> [Your objective]
Exactly reproduce the lines that follow.

> [Input material]
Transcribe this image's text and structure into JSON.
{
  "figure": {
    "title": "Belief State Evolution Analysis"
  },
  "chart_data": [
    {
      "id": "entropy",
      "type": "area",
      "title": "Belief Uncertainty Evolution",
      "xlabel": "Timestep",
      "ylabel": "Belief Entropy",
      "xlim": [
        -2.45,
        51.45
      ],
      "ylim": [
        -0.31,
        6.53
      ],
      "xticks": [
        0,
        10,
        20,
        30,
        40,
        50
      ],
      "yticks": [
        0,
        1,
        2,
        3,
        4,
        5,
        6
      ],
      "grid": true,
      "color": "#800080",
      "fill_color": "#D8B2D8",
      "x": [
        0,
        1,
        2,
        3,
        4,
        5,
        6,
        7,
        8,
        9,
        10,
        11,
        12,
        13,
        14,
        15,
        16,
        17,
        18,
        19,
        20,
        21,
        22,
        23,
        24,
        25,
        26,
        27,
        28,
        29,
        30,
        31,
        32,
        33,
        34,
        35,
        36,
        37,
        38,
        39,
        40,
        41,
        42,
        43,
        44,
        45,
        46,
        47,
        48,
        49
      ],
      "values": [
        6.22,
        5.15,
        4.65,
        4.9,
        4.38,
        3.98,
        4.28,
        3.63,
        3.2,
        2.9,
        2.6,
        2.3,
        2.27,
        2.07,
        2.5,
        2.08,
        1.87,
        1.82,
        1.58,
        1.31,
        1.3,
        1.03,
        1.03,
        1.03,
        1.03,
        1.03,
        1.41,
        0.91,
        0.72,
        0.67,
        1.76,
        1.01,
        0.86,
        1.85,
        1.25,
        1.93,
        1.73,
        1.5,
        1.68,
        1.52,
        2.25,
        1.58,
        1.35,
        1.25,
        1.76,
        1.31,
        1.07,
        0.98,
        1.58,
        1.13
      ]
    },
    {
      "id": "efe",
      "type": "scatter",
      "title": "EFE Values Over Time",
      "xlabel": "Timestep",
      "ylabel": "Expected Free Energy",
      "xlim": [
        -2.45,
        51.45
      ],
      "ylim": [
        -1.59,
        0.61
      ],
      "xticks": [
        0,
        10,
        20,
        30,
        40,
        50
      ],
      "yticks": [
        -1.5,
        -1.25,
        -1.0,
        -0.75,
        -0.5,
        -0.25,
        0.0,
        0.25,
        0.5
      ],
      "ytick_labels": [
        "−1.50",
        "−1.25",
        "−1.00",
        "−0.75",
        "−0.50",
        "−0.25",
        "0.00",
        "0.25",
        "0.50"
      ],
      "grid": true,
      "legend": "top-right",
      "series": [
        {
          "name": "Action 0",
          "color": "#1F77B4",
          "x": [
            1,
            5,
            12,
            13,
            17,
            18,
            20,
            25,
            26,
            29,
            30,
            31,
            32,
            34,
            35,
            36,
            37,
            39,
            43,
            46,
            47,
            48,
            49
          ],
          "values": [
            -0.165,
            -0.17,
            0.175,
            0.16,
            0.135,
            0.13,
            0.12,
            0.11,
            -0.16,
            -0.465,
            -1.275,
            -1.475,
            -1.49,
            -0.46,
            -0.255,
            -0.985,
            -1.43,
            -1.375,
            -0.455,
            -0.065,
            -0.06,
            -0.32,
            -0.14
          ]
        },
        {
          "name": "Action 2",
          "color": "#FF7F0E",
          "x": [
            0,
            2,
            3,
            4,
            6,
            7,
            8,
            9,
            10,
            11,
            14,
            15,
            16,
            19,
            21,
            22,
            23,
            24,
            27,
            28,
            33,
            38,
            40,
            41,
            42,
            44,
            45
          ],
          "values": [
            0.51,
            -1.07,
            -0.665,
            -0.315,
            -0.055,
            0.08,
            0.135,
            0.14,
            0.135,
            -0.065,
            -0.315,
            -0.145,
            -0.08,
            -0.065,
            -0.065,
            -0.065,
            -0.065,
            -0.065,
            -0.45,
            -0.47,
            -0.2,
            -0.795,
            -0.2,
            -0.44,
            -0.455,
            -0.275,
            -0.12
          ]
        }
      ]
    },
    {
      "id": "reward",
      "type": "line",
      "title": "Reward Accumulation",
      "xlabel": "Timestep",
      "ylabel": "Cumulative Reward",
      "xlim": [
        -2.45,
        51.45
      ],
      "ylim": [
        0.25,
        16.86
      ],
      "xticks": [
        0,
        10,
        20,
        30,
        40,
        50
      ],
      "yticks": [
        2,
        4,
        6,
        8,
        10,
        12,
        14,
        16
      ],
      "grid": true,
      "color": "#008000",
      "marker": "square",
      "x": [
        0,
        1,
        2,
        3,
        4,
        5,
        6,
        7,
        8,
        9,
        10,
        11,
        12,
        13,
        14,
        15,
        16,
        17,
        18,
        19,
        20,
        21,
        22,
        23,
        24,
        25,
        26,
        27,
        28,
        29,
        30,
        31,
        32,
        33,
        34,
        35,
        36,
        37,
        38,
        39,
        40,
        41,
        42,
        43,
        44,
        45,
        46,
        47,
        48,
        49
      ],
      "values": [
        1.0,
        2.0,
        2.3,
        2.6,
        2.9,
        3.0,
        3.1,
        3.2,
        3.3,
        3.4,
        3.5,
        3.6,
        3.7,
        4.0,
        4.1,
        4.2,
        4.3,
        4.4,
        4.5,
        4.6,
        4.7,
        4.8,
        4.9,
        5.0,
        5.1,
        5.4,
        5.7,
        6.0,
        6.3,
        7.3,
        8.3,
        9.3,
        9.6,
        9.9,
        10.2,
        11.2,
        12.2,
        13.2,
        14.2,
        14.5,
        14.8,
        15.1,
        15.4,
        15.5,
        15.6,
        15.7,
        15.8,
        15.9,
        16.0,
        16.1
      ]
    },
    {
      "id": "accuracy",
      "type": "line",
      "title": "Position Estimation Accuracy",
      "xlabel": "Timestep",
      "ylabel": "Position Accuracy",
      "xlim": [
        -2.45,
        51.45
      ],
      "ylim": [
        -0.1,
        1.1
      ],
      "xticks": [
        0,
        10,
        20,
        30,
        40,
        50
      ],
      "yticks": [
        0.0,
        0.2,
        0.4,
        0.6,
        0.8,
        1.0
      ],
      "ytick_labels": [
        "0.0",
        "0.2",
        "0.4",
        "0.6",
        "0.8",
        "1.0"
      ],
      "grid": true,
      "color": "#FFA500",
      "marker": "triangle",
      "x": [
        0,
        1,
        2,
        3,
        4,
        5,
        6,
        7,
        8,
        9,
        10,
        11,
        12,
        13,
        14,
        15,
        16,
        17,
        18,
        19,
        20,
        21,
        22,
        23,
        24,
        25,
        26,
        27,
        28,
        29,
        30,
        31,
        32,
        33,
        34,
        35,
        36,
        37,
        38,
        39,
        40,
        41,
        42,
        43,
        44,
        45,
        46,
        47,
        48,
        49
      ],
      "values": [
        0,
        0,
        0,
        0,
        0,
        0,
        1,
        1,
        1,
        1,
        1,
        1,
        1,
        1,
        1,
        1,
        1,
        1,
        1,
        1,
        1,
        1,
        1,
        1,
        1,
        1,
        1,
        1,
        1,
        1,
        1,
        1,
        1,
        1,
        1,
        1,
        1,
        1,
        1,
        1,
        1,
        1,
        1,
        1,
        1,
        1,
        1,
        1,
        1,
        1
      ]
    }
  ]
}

> [Solved exercise]
Transcribe this image's text and structure into JSON.
{
  "figure": {
    "title": "Belief State Evolution Analysis"
  },
  "chart_data": [
    {
      "id": "entropy",
      "type": "area",
      "title": "Belief Uncertainty Evolution",
      "xlabel": "Timestep",
      "ylabel": "Belief Entropy",
      "xlim": [
        -2.45,
        51.45
      ],
      "ylim": [
        -0.31,
        6.53
      ],
      "xticks": [
        0,
        10,
        20,
        30,
        40,
        50
      ],
      "yticks": [
        0,
        1,
        2,
        3,
        4,
        5,
        6
      ],
      "grid": true,
      "color": "#800080",
      "fill_color": "#D8B2D8",
      "x": [
        0,
        1,
        2,
        3,
        4,
        5,
        6,
        7,
        8,
        9,
        10,
        11,
        12,
        13,
        14,
        15,
        16,
        17,
        18,
        19,
        20,
        21,
        22,
        23,
        24,
        25,
        26,
        27,
        28,
        29,
        30,
        31,
        32,
        33,
        34,
        35,
        36,
        37,
        38,
        39,
        40,
        41,
        42,
        43,
        44,
        45,
        46,
        47,
        48,
        49
      ],
      "values": [
        6.22,
        5.15,
        4.65,
        4.9,
        4.38,
        3.98,
        4.28,
        3.63,
        3.2,
        2.9,
        2.6,
        2.3,
        2.27,
        2.07,
        2.5,
        2.08,
        1.87,
        1.82,
        1.58,
        1.31,
        1.3,
        1.03,
        1.03,
        1.03,
        1.03,
        1.03,
        1.41,
        0.91,
        0.72,
        0.67,
        1.76,
        1.01,
        0.86,
        1.85,
        1.25,
        1.93,
        1.73,
        1.5,
        1.68,
        1.52,
        2.25,
        1.58,
        1.35,
        1.25,
        1.76,
        1.31,
        1.07,
        0.98,
        1.58,
        1.13
      ]
    },
    {
      "id": "efe",
      "type": "scatter",
      "title": "EFE Values Over Time",
      "xlabel": "Timestep",
      "ylabel": "Expected Free Energy",
      "xlim": [
        -2.45,
        51.45
      ],
      "ylim": [
        -1.59,
        0.61
      ],
      "xticks": [
        0,
        10,
        20,
        30,
        40,
        50
      ],
      "yticks": [
        -1.5,
        -1.25,
        -1.0,
        -0.75,
        -0.5,
        -0.25,
        0.0,
        0.25,
        0.5
      ],
      "ytick_labels": [
        "−1.50",
        "−1.25",
        "−1.00",
        "−0.75",
        "−0.50",
        "−0.25",
        "0.00",
        "0.25",
        "0.50"
      ],
      "grid": true,
      "legend": "top-right",
      "series": [
        {
          "name": "Action 0",
          "color": "#1F77B4",
          "x": [
            1,
            5,
            12,
            13,
            17,
            18,
            20,
            25,
            26,
            29,
            30,
            31,
            32,
            34,
            35,
            36,
            37,
            39,
            43,
            46,
            47,
            48,
            49
          ],
          "values": [
            -0.165,
            -0.17,
            0.175,
            0.16,
            0.135,
            0.13,
            0.12,
            0.11,
            -0.16,
            -0.465,
            -1.275,
            -1.475,
            -1.49,
            -0.46,
            -0.255,
            -0.985,
            -1.43,
            -1.375,
            -0.455,
            -0.065,
            -0.06,
            -0.32,
            -0.14
          ]
        },
        {
          "name": "Action 2",
          "color": "#FF7F0E",
          "x": [
            0,
            2,
            3,
            4,
            6,
            7,
            8,
            9,
            10,
            11,
            14,
            15,
            16,
            19,
            21,
            22,
            23,
            24,
            27,
            28,
            33,
            38,
            40,
            41,
            42,
            44,
            45
          ],
          "values": [
            0.51,
            -1.07,
            -0.665,
            -0.315,
            -0.055,
            0.08,
            0.135,
            0.14,
            0.135,
            -0.065,
            -0.315,
            -0.145,
            -0.08,
            -0.065,
            -0.065,
            -0.065,
            -0.065,
            -0.065,
            -0.45,
            -0.47,
            -0.2,
            -0.795,
            -0.2,
            -0.44,
            -0.455,
            -0.275,
            -0.12
          ]
        }
      ]
    },
    {
      "id": "reward",
      "type": "line",
      "title": "Reward Accumulation",
      "xlabel": "Timestep",
      "ylabel": "Cumulative Reward",
      "xlim": [
        -2.45,
        51.45
      ],
      "ylim": [
        0.25,
        16.86
      ],
      "xticks": [
        0,
        10,
        20,
        30,
        40,
        50
      ],
      "yticks": [
        2,
        4,
        6,
        8,
        10,
        12,
        14,
        16
      ],
      "grid": true,
      "color": "#008000",
      "marker": "square",
      "x": [
        0,
        1,
        2,
        3,
        4,
        5,
        6,
        7,
        8,
        9,
        10,
        11,
        12,
        13,
        14,
        15,
        16,
        17,
        18,
        19,
        20,
        21,
        22,
        23,
        24,
        25,
        26,
        27,
        28,
        29,
        30,
        31,
        32,
        33,
        34,
        35,
        36,
        37,
        38,
        39,
        40,
        41,
        42,
        43,
        44,
        45,
        46,
        47,
        48,
        49
      ],
      "values": [
        1.0,
        2.0,
        2.3,
        2.6,
        2.9,
        3.0,
        3.1,
        3.2,
        3.3,
        3.4,
        3.5,
        3.6,
        3.7,
        4.0,
        4.1,
        4.2,
        4.3,
        4.4,
        4.5,
        4.6,
        4.7,
        4.8,
        4.9,
        5.0,
        5.1,
        5.4,
        5.7,
        6.0,
        6.3,
        7.3,
        8.3,
        9.3,
        9.6,
        9.9,
        10.2,
        11.2,
        12.2,
        13.2,
        14.2,
        14.5,
        14.8,
        15.1,
        15.4,
        15.5,
        15.6,
        15.7,
        15.8,
        15.9,
        16.0,
        16.1
      ]
    },
    {
      "id": "accuracy",
      "type": "line",
      "title": "Position Estimation Accuracy",
      "xlabel": "Timestep",
      "ylabel": "Position Accuracy",
      "xlim": [
        -2.45,
        51.45
      ],
      "ylim": [
        -0.1,
        1.1
      ],
      "xticks": [
        0,
        10,
        20,
        30,
        40,
        50
      ],
      "yticks": [
        0.0,
        0.2,
        0.4,
        0.6,
        0.8,
        1.0
      ],
      "ytick_labels": [
        "0.0",
        "0.2",
        "0.4",
        "0.6",
        "0.8",
        "1.0"
      ],
      "grid": true,
      "color": "#FFA500",
      "marker": "triangle",
      "x": [
        0,
        1,
        2,
        3,
        4,
        5,
        6,
        7,
        8,
        9,
        10,
        11,
        12,
        13,
        14,
        15,
        16,
        17,
        18,
        19,
        20,
        21,
        22,
        23,
        24,
        25,
        26,
        27,
        28,
        29,
        30,
        31,
        32,
        33,
        34,
        35,
        36,
        37,
        38,
        39,
        40,
        41,
        42,
        43,
        44,
        45,
        46,
        47,
        48,
        49
      ],
      "values": [
        0,
        0,
        0,
        0,
        0,
        0,
        1,
        1,
        1,
        1,
        1,
        1,
        1,
        1,
        1,
        1,
        1,
        1,
        1,
        1,
        1,
        1,
        1,
        1,
        1,
        1,
        1,
        1,
        1,
        1,
        1,
        1,
        1,
        1,
        1,
        1,
        1,
        1,
        1,
        1,
        1,
        1,
        1,
        1,
        1,
        1,
        1,
        1,
        1,
        1
      ]
    }
  ]
}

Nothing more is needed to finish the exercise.